Collected data entries:
>>>
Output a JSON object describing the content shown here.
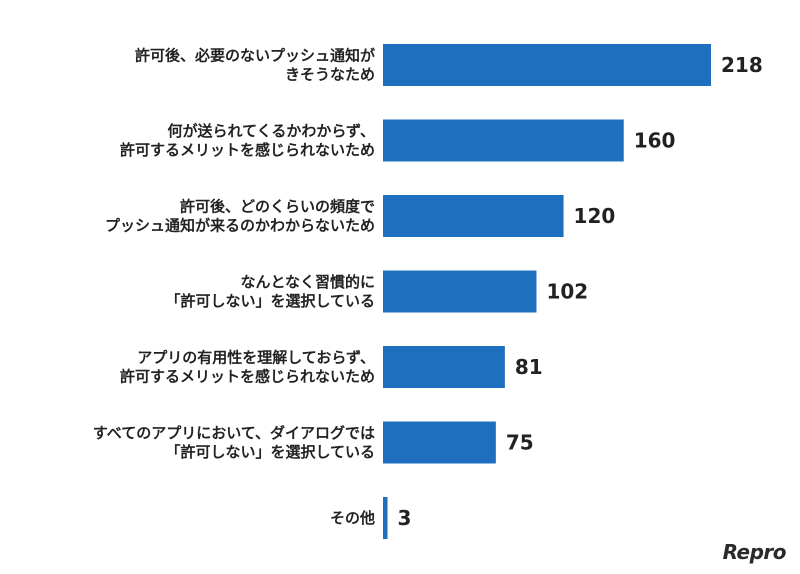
{
  "chart_data": {
    "type": "bar",
    "orientation": "horizontal",
    "categories": [
      [
        "許可後、必要のないプッシュ通知が",
        "きそうなため"
      ],
      [
        "何が送られてくるかわからず、",
        "許可するメリットを感じられないため"
      ],
      [
        "許可後、どのくらいの頻度で",
        "プッシュ通知が来るのかわからないため"
      ],
      [
        "なんとなく習慣的に",
        "「許可しない」を選択している"
      ],
      [
        "アプリの有用性を理解しておらず、",
        "許可するメリットを感じられないため"
      ],
      [
        "すべてのアプリにおいて、ダイアログでは",
        "「許可しない」を選択している"
      ],
      [
        "その他"
      ]
    ],
    "values": [
      218,
      160,
      120,
      102,
      81,
      75,
      3
    ],
    "xlim": [
      0,
      218
    ],
    "grid": false,
    "legend": "none",
    "bar_color": "#1f6fbf"
  },
  "brand": {
    "logo_text": "Repro"
  }
}
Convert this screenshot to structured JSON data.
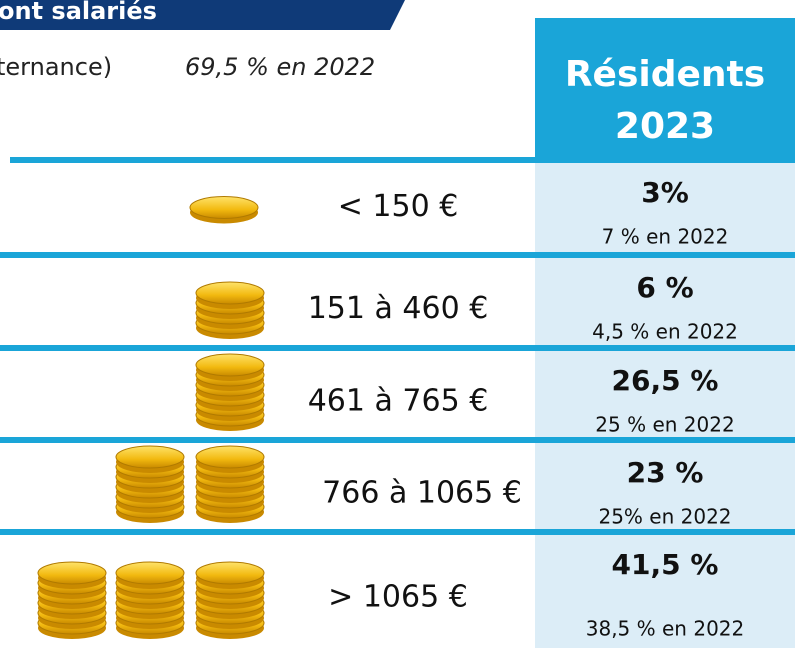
<<<
- [PROBLEM DESCRIPTION]
Each line of the data should be quoted exactly, with pictures left out.

- [ANSWER BELOW]
Output a JSON object describing the content shown here.
{
  "chart_data": {
    "type": "bar",
    "orientation": "horizontal",
    "categories": [
      [
        "許可後、必要のないプッシュ通知が",
        "きそうなため"
      ],
      [
        "何が送られてくるかわからず、",
        "許可するメリットを感じられないため"
      ],
      [
        "許可後、どのくらいの頻度で",
        "プッシュ通知が来るのかわからないため"
      ],
      [
        "なんとなく習慣的に",
        "「許可しない」を選択している"
      ],
      [
        "アプリの有用性を理解しておらず、",
        "許可するメリットを感じられないため"
      ],
      [
        "すべてのアプリにおいて、ダイアログでは",
        "「許可しない」を選択している"
      ],
      [
        "その他"
      ]
    ],
    "values": [
      218,
      160,
      120,
      102,
      81,
      75,
      3
    ],
    "xlim": [
      0,
      218
    ],
    "grid": false,
    "legend": "none",
    "bar_color": "#1f6fbf"
  },
  "brand": {
    "logo_text": "Repro"
  }
}
Convert this screenshot to structured JSON data.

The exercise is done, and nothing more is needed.